Rewrite the rows below, replacing every "Dinner" with "Lunch" and changing nothing else, and leave the pictures out of your answer.

Raw data:
--

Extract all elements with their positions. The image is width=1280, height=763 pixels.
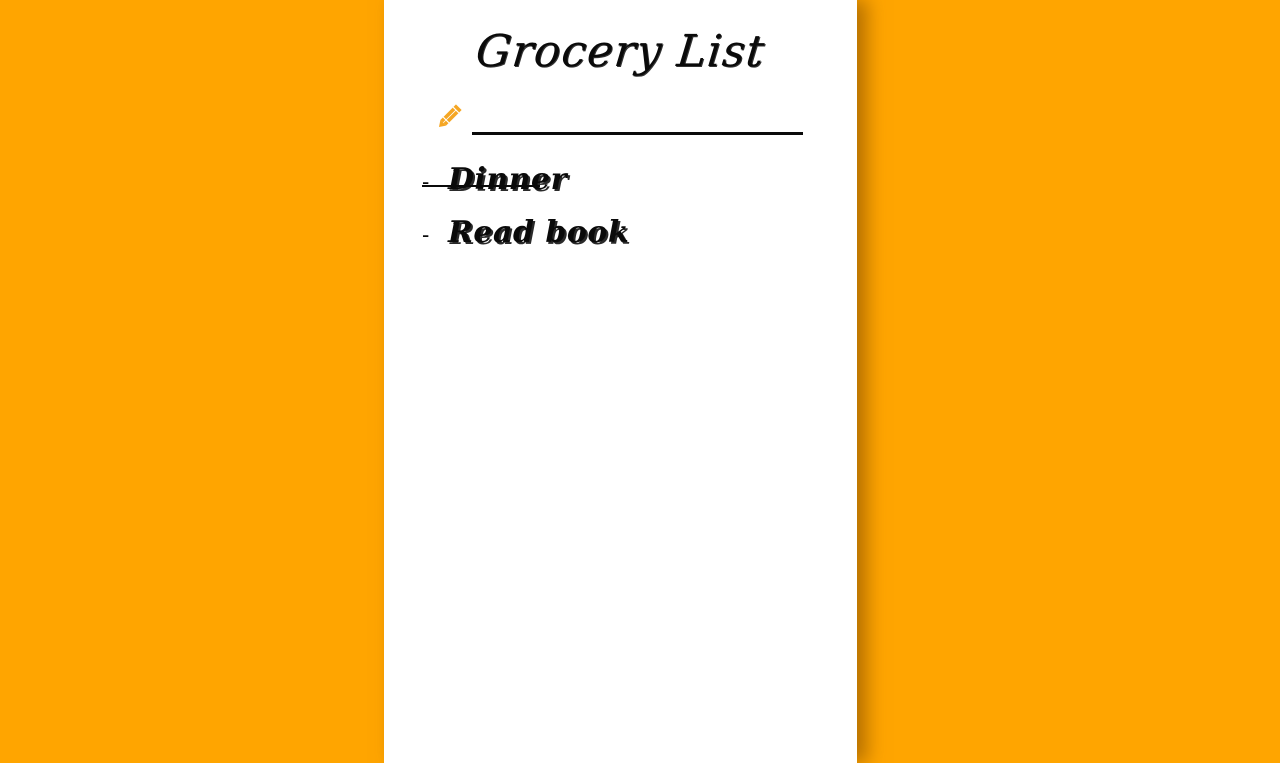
list-item-label: Dinner: [448, 162, 567, 197]
list-item-label: Read book: [448, 215, 630, 250]
list-item[interactable]: - Read book: [422, 215, 629, 268]
list-bullet: -: [422, 222, 430, 247]
list-item[interactable]: - Dinner: [422, 162, 629, 215]
pencil-icon: [436, 100, 466, 130]
grocery-card: Grocery List - Dinner - Read book: [384, 0, 857, 763]
list-bullet: -: [422, 169, 430, 194]
page-title: Grocery List: [473, 26, 768, 77]
grocery-list: - Dinner - Read book: [422, 162, 629, 268]
new-item-input[interactable]: [472, 102, 803, 135]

--

Problem solution:
Extract all elements with their positions. The image is width=1280, height=763 pixels.
list-item-label: Lunch: [448, 162, 567, 197]
list-item-label: Read book: [448, 215, 630, 250]
list-item[interactable]: - Read book: [422, 215, 629, 268]
list-bullet: -: [422, 222, 430, 247]
list-item[interactable]: - Lunch: [422, 162, 629, 215]
pencil-icon: [436, 100, 466, 130]
grocery-card: Grocery List - Lunch - Read book: [384, 0, 857, 763]
list-bullet: -: [422, 169, 430, 194]
page-title: Grocery List: [473, 26, 768, 77]
grocery-list: - Lunch - Read book: [422, 162, 629, 268]
new-item-input[interactable]: [472, 102, 803, 135]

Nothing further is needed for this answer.